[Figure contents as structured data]

○ ○ ○ ○ ○

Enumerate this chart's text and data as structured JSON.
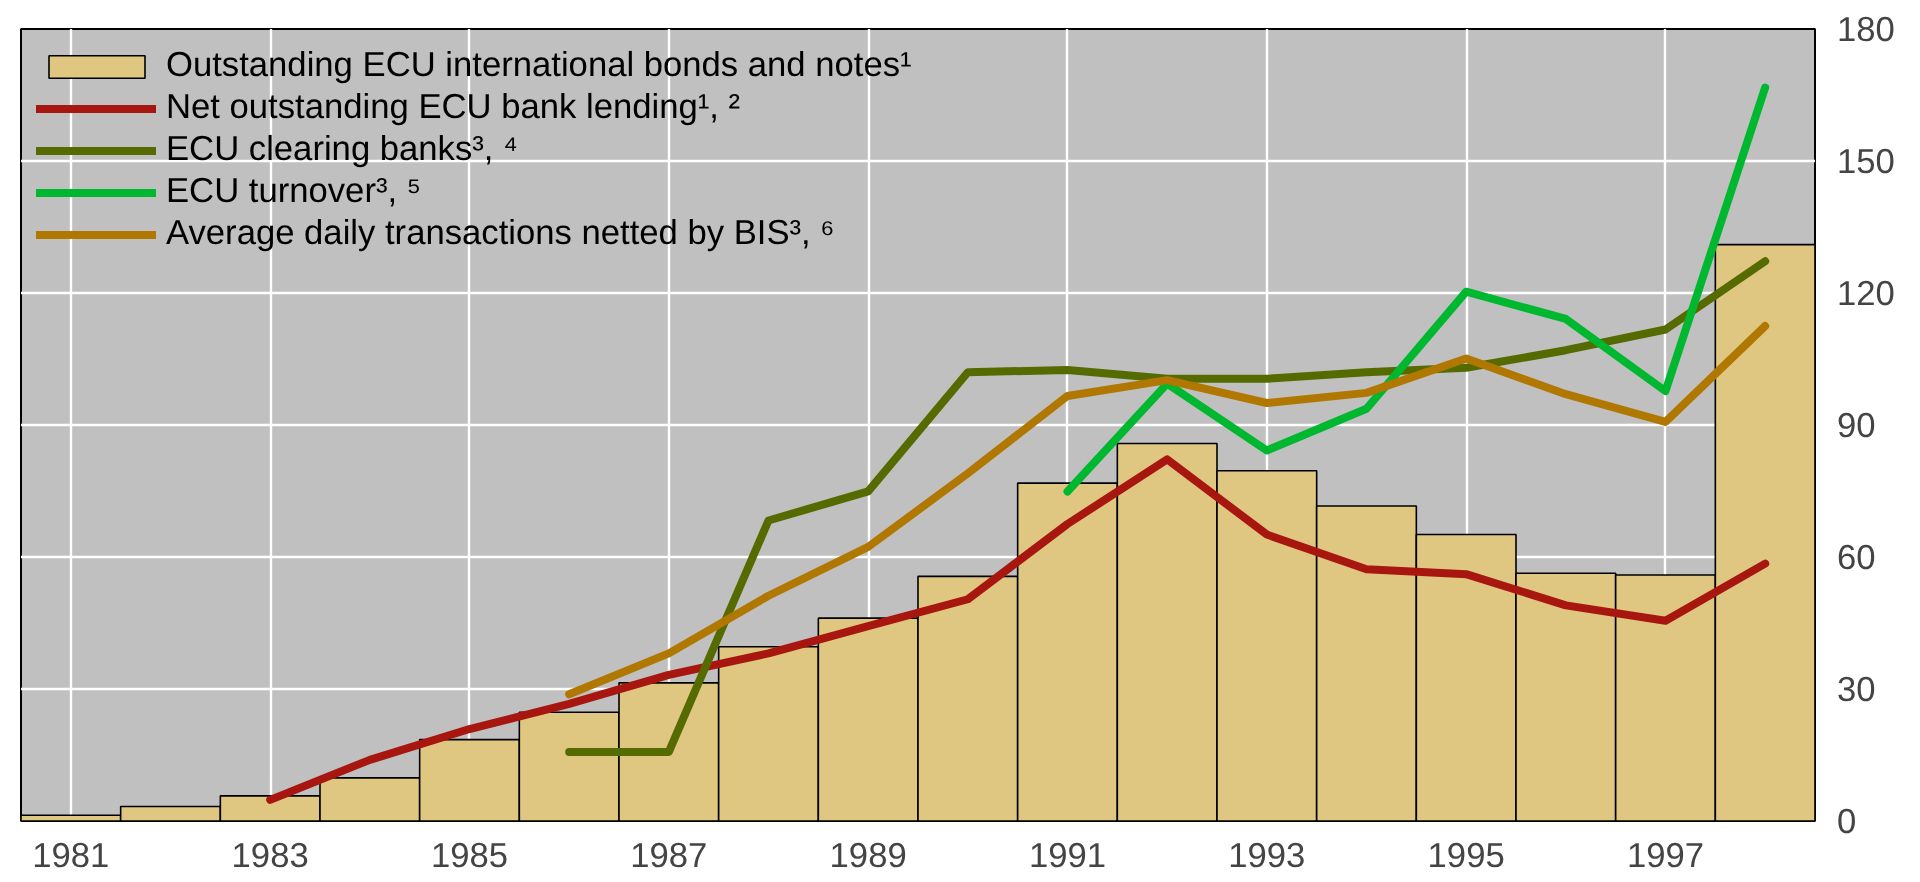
{
  "chart_data": {
    "type": "bar",
    "x": [
      1981,
      1982,
      1983,
      1984,
      1985,
      1986,
      1987,
      1988,
      1989,
      1990,
      1991,
      1992,
      1993,
      1994,
      1995,
      1996,
      1997,
      1998
    ],
    "series": [
      {
        "name": "Outstanding ECU international bonds and notes¹",
        "color": "#dfc782",
        "values": [
          1.3,
          3.3,
          5.7,
          9.8,
          18.5,
          24.7,
          31.4,
          39.6,
          46.1,
          55.6,
          76.8,
          85.8,
          79.6,
          71.6,
          65.1,
          56.3,
          55.9,
          131
        ]
      },
      {
        "name": "Net outstanding ECU bank lending¹, ²",
        "type": "line",
        "color": "#a8170f",
        "x": [
          1983,
          1984,
          1985,
          1986,
          1987,
          1988,
          1989,
          1990,
          1991,
          1992,
          1993,
          1994,
          1995,
          1996,
          1997,
          1998
        ],
        "values": [
          4.8,
          13.9,
          20.9,
          26.6,
          33.2,
          38.1,
          44.3,
          50.4,
          67.5,
          82.2,
          65.1,
          57.2,
          56.1,
          49,
          45.5,
          58.5
        ]
      },
      {
        "name": "ECU clearing banks³, ⁴",
        "type": "line",
        "color": "#556b00",
        "x": [
          1986,
          1987,
          1988,
          1989,
          1990,
          1991,
          1992,
          1993,
          1994,
          1995,
          1996,
          1997,
          1998
        ],
        "values": [
          15.7,
          15.7,
          68.3,
          74.9,
          102,
          102.5,
          100.5,
          100.5,
          102,
          103,
          107,
          111.7,
          127.2
        ]
      },
      {
        "name": "ECU turnover³, ⁵",
        "type": "line",
        "color": "#00b830",
        "x": [
          1991,
          1992,
          1993,
          1994,
          1995,
          1996,
          1997,
          1998
        ],
        "values": [
          74.9,
          99.4,
          84.2,
          93.7,
          120.3,
          114.1,
          97.7,
          166.7
        ]
      },
      {
        "name": "Average daily transactions netted by BIS³, ⁶",
        "type": "line",
        "color": "#b07800",
        "x": [
          1986,
          1987,
          1988,
          1989,
          1990,
          1991,
          1992,
          1993,
          1994,
          1995,
          1996,
          1997,
          1998
        ],
        "values": [
          28.8,
          38.1,
          51.2,
          62.3,
          79,
          96.6,
          100.2,
          95,
          97.3,
          105.1,
          97,
          90.7,
          112.5
        ]
      }
    ],
    "xlim": [
      1980.5,
      1998.5
    ],
    "xticks": [
      1981,
      1983,
      1985,
      1987,
      1989,
      1991,
      1993,
      1995,
      1997
    ],
    "ylim": [
      0,
      180
    ],
    "yticks": [
      0,
      30,
      60,
      90,
      120,
      150,
      180
    ],
    "grid": true,
    "legend": "top left",
    "line_style": "solid",
    "marker": "none"
  }
}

○ ○ ○ ○ ○

- _EXERCISE_:
Copy the records exactly as they appear, excluding images.

- _RESULT FOR THIS TASK_:
Enumerate this chart's text and data as structured JSON.
{
  "chart_data": {
    "type": "bar",
    "x": [
      1981,
      1982,
      1983,
      1984,
      1985,
      1986,
      1987,
      1988,
      1989,
      1990,
      1991,
      1992,
      1993,
      1994,
      1995,
      1996,
      1997,
      1998
    ],
    "series": [
      {
        "name": "Outstanding ECU international bonds and notes¹",
        "color": "#dfc782",
        "values": [
          1.3,
          3.3,
          5.7,
          9.8,
          18.5,
          24.7,
          31.4,
          39.6,
          46.1,
          55.6,
          76.8,
          85.8,
          79.6,
          71.6,
          65.1,
          56.3,
          55.9,
          131
        ]
      },
      {
        "name": "Net outstanding ECU bank lending¹, ²",
        "type": "line",
        "color": "#a8170f",
        "x": [
          1983,
          1984,
          1985,
          1986,
          1987,
          1988,
          1989,
          1990,
          1991,
          1992,
          1993,
          1994,
          1995,
          1996,
          1997,
          1998
        ],
        "values": [
          4.8,
          13.9,
          20.9,
          26.6,
          33.2,
          38.1,
          44.3,
          50.4,
          67.5,
          82.2,
          65.1,
          57.2,
          56.1,
          49,
          45.5,
          58.5
        ]
      },
      {
        "name": "ECU clearing banks³, ⁴",
        "type": "line",
        "color": "#556b00",
        "x": [
          1986,
          1987,
          1988,
          1989,
          1990,
          1991,
          1992,
          1993,
          1994,
          1995,
          1996,
          1997,
          1998
        ],
        "values": [
          15.7,
          15.7,
          68.3,
          74.9,
          102,
          102.5,
          100.5,
          100.5,
          102,
          103,
          107,
          111.7,
          127.2
        ]
      },
      {
        "name": "ECU turnover³, ⁵",
        "type": "line",
        "color": "#00b830",
        "x": [
          1991,
          1992,
          1993,
          1994,
          1995,
          1996,
          1997,
          1998
        ],
        "values": [
          74.9,
          99.4,
          84.2,
          93.7,
          120.3,
          114.1,
          97.7,
          166.7
        ]
      },
      {
        "name": "Average daily transactions netted by BIS³, ⁶",
        "type": "line",
        "color": "#b07800",
        "x": [
          1986,
          1987,
          1988,
          1989,
          1990,
          1991,
          1992,
          1993,
          1994,
          1995,
          1996,
          1997,
          1998
        ],
        "values": [
          28.8,
          38.1,
          51.2,
          62.3,
          79,
          96.6,
          100.2,
          95,
          97.3,
          105.1,
          97,
          90.7,
          112.5
        ]
      }
    ],
    "xlim": [
      1980.5,
      1998.5
    ],
    "xticks": [
      1981,
      1983,
      1985,
      1987,
      1989,
      1991,
      1993,
      1995,
      1997
    ],
    "ylim": [
      0,
      180
    ],
    "yticks": [
      0,
      30,
      60,
      90,
      120,
      150,
      180
    ],
    "grid": true,
    "legend": "top left",
    "line_style": "solid",
    "marker": "none"
  }
}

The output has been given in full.